[Document passage]
================================

Setting up a PowerHA SystemMirror (formerly HACMP) cluster requires careful planning and execution to ensure high availability for critical applications. This guide walks through the steps to configure a two-node AIX cluster using shared storage and CAA (Cluster Aware AIX).
Step 1: Install PowerHA
Mount NFS share both the nodes
# mount nimserver1:/export/powerHA /mnt
Change to the PowerHA installation directory:
# cd /mnt/HA7.x/
Install all packages:
# installp -acgXYd . all
# vi ~/.profile
export PATH=$PATH:/usr/es/sbin/cluster/utilities:/usr/es/sbin/cluster/bin:/usr/es/sbin/cluster
# . ~/.profile
Step 2: Generate SSH Key Pair
On Node1 (repeat for Node2):
# su - root
# ssh-keygen -t rsa -b 4096
Press Enter for default file location.
Leave passphrase empty (important for passwordless access).
Step 3: Copy Public Key to Other node
On node1, view public key:
# cat /root/.ssh/id_rsa.pub
On node2, append it to /root/.ssh/authorized_keys:
# vi /root/.ssh/authorized_keys
# (paste the key from node1)
# chmod 600 /root/.ssh/authorized_keys
Step 4: Set Correct Permissions
On all nodes:
# chmod 700 /root/.ssh
# chmod 600 /root/.ssh/authorized_keys
# chmod 600 /root/.ssh/id_rsa
# chmod 644 /root/.ssh/id_rsa.pub
Step 5: Test Node-to-Node Communication
Test remote shell communication using clrsh:
# ssh node1 hostname # Output: node1
# ssh node2 hostname # Output: node2
If tests fail, the cluster cannot be created until the communication issue is resolved.
Step 6: Verify Shared Storage
Before creating a cluster, ensure all shared disks are visible on both nodes:
# lspv
Check all shared datavg hdisks and the hdisk intended for the CAA repository.
Ensure all shared hdisks have reserve_policy = no_reserve:
# lsattr -El hdiskXX
Example:
for i in hdisk4 hdisk5 hdisk6 hdisk7 hdisk8 hdisk9
do
lsattr -El $i | grep "no_reserve"

================================

Coordinate annotation records
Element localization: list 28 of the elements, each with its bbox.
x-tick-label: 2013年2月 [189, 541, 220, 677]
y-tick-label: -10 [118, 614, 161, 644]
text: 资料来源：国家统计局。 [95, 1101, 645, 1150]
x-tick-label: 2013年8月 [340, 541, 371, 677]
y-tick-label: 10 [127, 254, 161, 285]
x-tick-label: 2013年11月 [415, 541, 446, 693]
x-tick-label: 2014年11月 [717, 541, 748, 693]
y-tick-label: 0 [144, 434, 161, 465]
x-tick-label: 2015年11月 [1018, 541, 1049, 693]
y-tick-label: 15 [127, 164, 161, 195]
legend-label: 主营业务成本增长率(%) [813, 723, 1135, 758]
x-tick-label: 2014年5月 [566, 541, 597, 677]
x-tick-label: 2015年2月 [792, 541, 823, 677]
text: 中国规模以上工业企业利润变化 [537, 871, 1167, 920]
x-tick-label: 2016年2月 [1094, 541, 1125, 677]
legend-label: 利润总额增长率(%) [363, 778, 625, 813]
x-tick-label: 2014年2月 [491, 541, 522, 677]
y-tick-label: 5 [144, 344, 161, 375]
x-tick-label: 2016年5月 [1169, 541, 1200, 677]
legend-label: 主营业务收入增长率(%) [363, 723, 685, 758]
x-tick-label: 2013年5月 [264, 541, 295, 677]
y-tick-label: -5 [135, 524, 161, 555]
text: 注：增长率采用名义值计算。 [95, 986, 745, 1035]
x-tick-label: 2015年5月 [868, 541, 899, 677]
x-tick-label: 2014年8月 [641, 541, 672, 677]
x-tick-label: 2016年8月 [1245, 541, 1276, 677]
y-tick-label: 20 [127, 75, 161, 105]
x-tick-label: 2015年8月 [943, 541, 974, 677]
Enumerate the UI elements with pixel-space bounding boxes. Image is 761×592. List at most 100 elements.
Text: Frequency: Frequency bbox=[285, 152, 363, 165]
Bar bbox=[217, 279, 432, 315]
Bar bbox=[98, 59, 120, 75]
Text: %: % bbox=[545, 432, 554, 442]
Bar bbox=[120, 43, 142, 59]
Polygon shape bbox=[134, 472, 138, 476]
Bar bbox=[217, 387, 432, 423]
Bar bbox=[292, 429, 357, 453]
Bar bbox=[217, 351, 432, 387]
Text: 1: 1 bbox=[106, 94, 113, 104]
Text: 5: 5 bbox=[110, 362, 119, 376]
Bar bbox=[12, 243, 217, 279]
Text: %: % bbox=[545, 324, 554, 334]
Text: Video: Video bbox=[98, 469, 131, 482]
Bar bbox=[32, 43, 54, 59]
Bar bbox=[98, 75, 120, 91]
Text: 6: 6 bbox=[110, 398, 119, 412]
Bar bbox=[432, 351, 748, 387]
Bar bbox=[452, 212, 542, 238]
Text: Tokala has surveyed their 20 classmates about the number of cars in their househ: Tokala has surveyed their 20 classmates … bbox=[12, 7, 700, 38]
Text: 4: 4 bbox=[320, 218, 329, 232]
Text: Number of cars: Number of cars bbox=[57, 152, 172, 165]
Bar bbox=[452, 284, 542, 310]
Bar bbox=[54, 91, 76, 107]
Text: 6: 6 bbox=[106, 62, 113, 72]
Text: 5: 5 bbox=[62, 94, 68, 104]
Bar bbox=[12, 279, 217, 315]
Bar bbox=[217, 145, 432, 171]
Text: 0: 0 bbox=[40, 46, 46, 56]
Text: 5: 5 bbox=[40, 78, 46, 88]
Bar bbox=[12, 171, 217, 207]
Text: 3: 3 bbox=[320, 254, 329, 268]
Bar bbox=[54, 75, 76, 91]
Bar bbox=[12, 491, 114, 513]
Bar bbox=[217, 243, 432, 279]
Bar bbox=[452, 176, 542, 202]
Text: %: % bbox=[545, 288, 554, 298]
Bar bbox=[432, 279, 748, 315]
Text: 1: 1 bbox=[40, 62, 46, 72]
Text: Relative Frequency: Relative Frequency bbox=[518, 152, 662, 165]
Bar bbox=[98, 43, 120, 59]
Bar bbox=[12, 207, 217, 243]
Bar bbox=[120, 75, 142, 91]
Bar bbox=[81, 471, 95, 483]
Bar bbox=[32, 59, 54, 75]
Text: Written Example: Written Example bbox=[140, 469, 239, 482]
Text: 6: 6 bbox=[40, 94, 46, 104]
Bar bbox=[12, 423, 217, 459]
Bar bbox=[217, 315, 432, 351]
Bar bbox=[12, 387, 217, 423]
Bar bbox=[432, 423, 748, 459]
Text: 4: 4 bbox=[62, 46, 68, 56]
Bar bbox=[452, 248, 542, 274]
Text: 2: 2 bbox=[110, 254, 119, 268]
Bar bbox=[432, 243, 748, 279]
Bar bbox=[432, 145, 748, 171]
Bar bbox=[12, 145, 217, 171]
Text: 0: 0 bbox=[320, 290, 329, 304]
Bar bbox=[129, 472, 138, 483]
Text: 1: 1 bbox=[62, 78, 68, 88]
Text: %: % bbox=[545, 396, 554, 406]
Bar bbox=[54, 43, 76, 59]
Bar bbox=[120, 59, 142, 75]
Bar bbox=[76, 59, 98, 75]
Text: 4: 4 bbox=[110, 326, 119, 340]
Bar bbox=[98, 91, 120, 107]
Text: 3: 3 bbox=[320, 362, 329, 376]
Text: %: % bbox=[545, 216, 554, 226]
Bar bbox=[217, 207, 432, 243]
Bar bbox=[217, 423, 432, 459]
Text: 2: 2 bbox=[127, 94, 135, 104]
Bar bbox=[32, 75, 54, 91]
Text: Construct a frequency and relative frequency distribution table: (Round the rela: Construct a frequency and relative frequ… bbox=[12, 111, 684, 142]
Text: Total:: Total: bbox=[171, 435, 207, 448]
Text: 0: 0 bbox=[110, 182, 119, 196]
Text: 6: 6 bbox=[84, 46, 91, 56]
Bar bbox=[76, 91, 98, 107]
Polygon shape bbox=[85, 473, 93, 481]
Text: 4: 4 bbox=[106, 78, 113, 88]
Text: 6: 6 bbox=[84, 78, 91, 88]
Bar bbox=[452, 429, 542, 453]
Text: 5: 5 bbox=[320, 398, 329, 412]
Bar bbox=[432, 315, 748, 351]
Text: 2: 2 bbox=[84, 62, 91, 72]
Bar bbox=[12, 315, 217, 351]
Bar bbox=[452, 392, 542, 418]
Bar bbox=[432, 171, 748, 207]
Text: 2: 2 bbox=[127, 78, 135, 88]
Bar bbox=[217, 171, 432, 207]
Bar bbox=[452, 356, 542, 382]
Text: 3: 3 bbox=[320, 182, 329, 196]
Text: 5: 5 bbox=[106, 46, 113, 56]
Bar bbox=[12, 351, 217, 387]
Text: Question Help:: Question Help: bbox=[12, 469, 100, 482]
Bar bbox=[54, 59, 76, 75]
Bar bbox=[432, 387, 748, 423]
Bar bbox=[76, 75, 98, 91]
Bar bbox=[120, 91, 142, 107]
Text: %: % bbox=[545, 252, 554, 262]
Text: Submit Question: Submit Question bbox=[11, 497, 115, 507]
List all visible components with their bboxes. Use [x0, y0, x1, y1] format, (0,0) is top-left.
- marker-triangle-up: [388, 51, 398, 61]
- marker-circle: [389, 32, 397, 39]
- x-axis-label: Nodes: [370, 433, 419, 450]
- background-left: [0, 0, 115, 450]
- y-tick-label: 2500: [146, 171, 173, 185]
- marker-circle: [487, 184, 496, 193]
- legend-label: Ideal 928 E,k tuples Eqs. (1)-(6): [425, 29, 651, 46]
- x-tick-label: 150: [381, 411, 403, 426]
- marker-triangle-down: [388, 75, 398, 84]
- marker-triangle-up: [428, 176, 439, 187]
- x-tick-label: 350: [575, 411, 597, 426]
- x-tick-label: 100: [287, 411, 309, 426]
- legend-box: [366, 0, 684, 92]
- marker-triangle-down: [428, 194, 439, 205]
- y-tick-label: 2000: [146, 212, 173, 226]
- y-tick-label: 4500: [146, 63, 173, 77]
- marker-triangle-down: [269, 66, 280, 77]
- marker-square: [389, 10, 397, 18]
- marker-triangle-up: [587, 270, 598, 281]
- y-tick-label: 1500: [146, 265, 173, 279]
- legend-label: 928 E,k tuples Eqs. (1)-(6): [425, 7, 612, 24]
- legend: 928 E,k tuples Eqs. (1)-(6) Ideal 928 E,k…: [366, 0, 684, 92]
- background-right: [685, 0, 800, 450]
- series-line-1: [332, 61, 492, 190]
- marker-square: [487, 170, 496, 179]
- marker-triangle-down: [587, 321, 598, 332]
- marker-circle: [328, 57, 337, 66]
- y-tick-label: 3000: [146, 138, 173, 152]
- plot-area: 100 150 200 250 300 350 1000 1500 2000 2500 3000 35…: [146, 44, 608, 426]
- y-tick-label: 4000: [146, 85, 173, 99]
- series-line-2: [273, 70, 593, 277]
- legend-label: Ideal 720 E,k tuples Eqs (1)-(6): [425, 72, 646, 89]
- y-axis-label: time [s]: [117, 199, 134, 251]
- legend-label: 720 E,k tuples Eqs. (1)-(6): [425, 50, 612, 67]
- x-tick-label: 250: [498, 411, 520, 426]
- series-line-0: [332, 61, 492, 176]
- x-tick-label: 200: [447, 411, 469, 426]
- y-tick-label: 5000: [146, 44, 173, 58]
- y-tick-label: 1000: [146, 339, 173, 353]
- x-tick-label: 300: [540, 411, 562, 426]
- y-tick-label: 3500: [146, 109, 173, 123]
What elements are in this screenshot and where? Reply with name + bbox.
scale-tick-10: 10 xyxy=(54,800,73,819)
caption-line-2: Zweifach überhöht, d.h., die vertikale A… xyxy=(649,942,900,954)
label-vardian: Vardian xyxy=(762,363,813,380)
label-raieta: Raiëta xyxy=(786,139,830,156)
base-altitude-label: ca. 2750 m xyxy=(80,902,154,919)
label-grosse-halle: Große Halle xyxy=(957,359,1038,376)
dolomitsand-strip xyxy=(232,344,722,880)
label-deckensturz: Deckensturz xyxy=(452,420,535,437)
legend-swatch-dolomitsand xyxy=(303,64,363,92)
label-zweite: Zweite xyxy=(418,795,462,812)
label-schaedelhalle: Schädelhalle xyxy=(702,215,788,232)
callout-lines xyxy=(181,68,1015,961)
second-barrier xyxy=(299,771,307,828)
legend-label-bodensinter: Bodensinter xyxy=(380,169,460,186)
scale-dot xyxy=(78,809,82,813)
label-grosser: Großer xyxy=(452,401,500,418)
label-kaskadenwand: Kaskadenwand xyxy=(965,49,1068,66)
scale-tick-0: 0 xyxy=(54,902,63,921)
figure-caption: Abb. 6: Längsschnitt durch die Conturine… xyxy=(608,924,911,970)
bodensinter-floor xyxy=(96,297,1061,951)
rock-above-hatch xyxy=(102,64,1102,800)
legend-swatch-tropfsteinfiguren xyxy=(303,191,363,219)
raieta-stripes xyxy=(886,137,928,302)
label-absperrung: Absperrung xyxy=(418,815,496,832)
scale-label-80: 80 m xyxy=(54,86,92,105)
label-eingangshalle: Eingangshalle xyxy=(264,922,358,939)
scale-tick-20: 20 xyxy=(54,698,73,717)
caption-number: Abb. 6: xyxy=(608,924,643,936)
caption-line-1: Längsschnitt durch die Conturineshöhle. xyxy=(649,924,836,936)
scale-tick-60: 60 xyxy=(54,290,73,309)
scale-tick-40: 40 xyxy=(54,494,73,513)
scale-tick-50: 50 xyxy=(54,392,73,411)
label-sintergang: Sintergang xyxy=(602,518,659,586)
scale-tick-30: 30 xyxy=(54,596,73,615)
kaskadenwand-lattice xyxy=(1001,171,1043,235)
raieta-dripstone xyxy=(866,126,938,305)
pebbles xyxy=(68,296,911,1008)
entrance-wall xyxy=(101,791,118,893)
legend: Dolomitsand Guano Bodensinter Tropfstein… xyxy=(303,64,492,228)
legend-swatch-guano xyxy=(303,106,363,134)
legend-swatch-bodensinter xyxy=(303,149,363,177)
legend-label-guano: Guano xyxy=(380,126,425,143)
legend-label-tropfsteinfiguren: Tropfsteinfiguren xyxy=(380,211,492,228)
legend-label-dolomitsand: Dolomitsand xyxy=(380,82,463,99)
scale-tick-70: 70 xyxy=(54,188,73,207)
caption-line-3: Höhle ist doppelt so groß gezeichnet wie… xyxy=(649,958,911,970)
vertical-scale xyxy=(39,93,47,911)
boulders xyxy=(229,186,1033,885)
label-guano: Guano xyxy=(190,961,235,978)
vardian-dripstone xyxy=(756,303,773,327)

================================

[Challenge 1]
In the PowerHA cluster setup guide, what value must reserve_policy have on all shared hdisks?
[Challenge 2]
Continue the PowerHA cluster setup guide from the point where it stops.

[Right answer 1]
no_reserve

[Right answer 2]
done
reserve_policy no_reserve Reserve Policy True
reserve_policy no_reserve Reserve Policy True
reserve_policy no_reserve Reserve Policy True
reserve_policy no_reserve Reserve Policy True
reserve_policy no_reserve Reserve Policy True
reserve_policy no_reserve Reserve Policy True
#
# chdev -l hdiskXX -a reserve_policy=no_reserve
The hdisk used for the CAA repository should be new and never part of a VG.
Step 7: Verify Network Interfaces
Run ifconfig -a on both nodes to identify boot IP addresses for all adapters.
At this stage, there should be no alias IPs configured.
Step 8: Configure rhosts for Cluster Communication
Add all boot IPs to /etc/cluster/rhosts on both nodes (one IP per line, no comments).
Ensure /etc/hosts resolves all IPs locally.
Configure /etc/netsvc.conf to prioritize local hostname resolution:
hosts=local4,bind4
Addressing the netmon.cf Warning
# vi /usr/es/sbin/cluster/netmon.cf
! REQD <gateway_IP>
Example:
! REQD 192.168.10.1
Step 9: Restart Cluster Communication Daemon
# stopsrc -s clcomd; sleep 5; startsrc -s clcomd
Step 10: Create the Cluster
On node1, add the cluster and nodes:
# /usr/es/sbin/cluster/utilities/clmgr add cluster <cluster_name> NODES="node1 node2"
Example:
# /usr/es/sbin/cluster/utilities/clmgr add cluster dcp_cluster NODES="indcppha01 indcppha02"
Add a repository disk (disable validation for a new disk):
# /usr/es/sbin/cluster/utilities/clmgr add repository <Repository_Disk_PVID> DISABLE_VALIDATION=true
Example:
# chdev -l hdisk4 -a pv=yes --run both nodes
varify PVID both the node
# lspv | grep 00659fa7e0f7be1f
# /usr/es/sbin/cluster/utilities/clmgr add repository 00659fa7e0f7be1f DISABLE_VALIDATION=true
Successfully added a primary repository disk.
To view the complete configuration of repository disks use:
"clmgr query repository" or "clmgr view report repository"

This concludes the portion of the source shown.